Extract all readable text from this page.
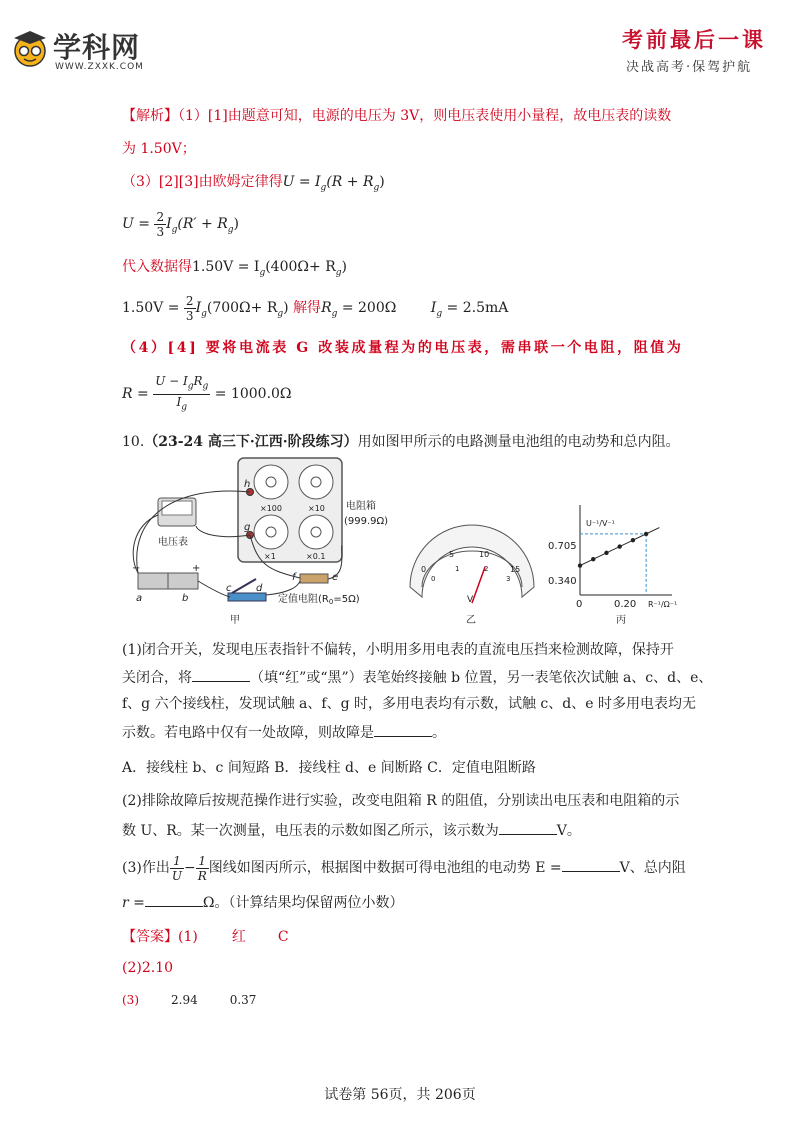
学科网
WWW.ZXXK.COM
考前最后一课
决战高考·保驾护航
【解析】（1）[1]由题意可知，电源的电压为 3V，则电压表使用小量程，故电压表的读数
为 1.50V；
（3）[2][3]由欧姆定律得$U = I_g(R + R_g)$
$U = \frac{2}{3} I_g(R' + R_g)$
代入数据得$1.50V = I_g(400\Omega+ R_g)$
$1.50V = \frac{2}{3} I_g(700\Omega+ R_g)$ 解得$R_g = 200\Omega$ $I_g = 2.5mA$
（4）[4] 要将电流表 G 改装成量程为的电压表，需串联一个电阻，阻值为
$R = \frac{U - I_gR_g}{I_g} = 1000.0\Omega$
10.（23-24 高三下·江西·阶段练习）用如图甲所示的电路测量电池组的电动势和总内阻。
×100	×10
×1	×0.1
h
g
电阻箱
(999.9Ω)
电压表
−	+
a	b
c d
f	e
定值电阻$(R_0=5\Omega)$
甲
0
5	10
15
0
1	2
3
V
乙
U⁻¹/V⁻¹
R⁻¹/Ω⁻¹
0.705
0.340
0	0.20
丙
(1)闭合开关，发现电压表指针不偏转，小明用多用电表的直流电压挡来检测故障，保持开
关闭合，将	（填“红”或“黑”）表笔始终接触 b 位置，另一表笔依次试触 a、c、d、e、
f、g 六个接线柱，发现试触 a、f、g 时，多用电表均有示数，试触 c、d、e 时多用电表均无
示数。若电路中仅有一处故障，则故障是	。
A．接线柱 b、c 间短路 B．接线柱 d、e 间断路 C．定值电阻断路
(2)排除故障后按规范操作进行实验，改变电阻箱 R 的阻值，分别读出电压表和电阻箱的示
数 U、R。某一次测量，电压表的示数如图乙所示，该示数为	V。
(3)作出 $\frac{1}{U} - \frac{1}{R}$ 图线如图丙所示，根据图中数据可得电池组的电动势 E =	V、总内阻
r =	Ω。（计算结果均保留两位小数）
【答案】(1) 红 C
(2)2.10
(3)	2.94	0.37
试卷第 56页，共 206页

####################

> Task requirements
Copy the data character for character, but drop all pictures from the copy.

> Solution for this exercise
Extract all readable text from this page.
学科网
WWW.ZXXK.COM
考前最后一课
决战高考·保驾护航
【解析】（1）[1]由题意可知，电源的电压为 3V，则电压表使用小量程，故电压表的读数
为 1.50V；
（3）[2][3]由欧姆定律得$U = I_g(R + R_g)$
$U = \frac{2}{3} I_g(R' + R_g)$
代入数据得$1.50V = I_g(400\Omega+ R_g)$
$1.50V = \frac{2}{3} I_g(700\Omega+ R_g)$ 解得$R_g = 200\Omega$ $I_g = 2.5mA$
（4）[4] 要将电流表 G 改装成量程为的电压表，需串联一个电阻，阻值为
$R = \frac{U - I_gR_g}{I_g} = 1000.0\Omega$
10.（23-24 高三下·江西·阶段练习）用如图甲所示的电路测量电池组的电动势和总内阻。
×100	×10
×1	×0.1
h
g
电阻箱
(999.9Ω)
电压表
−	+
a	b
c d
f	e
定值电阻$(R_0=5\Omega)$
甲
0
5	10
15
0
1	2
3
V
乙
U⁻¹/V⁻¹
R⁻¹/Ω⁻¹
0.705
0.340
0	0.20
丙
(1)闭合开关，发现电压表指针不偏转，小明用多用电表的直流电压挡来检测故障，保持开
关闭合，将	（填“红”或“黑”）表笔始终接触 b 位置，另一表笔依次试触 a、c、d、e、
f、g 六个接线柱，发现试触 a、f、g 时，多用电表均有示数，试触 c、d、e 时多用电表均无
示数。若电路中仅有一处故障，则故障是	。
A．接线柱 b、c 间短路 B．接线柱 d、e 间断路 C．定值电阻断路
(2)排除故障后按规范操作进行实验，改变电阻箱 R 的阻值，分别读出电压表和电阻箱的示
数 U、R。某一次测量，电压表的示数如图乙所示，该示数为	V。
(3)作出 $\frac{1}{U} - \frac{1}{R}$ 图线如图丙所示，根据图中数据可得电池组的电动势 E =	V、总内阻
r =	Ω。（计算结果均保留两位小数）
【答案】(1) 红 C
(2)2.10
(3)	2.94	0.37
试卷第 56页，共 206页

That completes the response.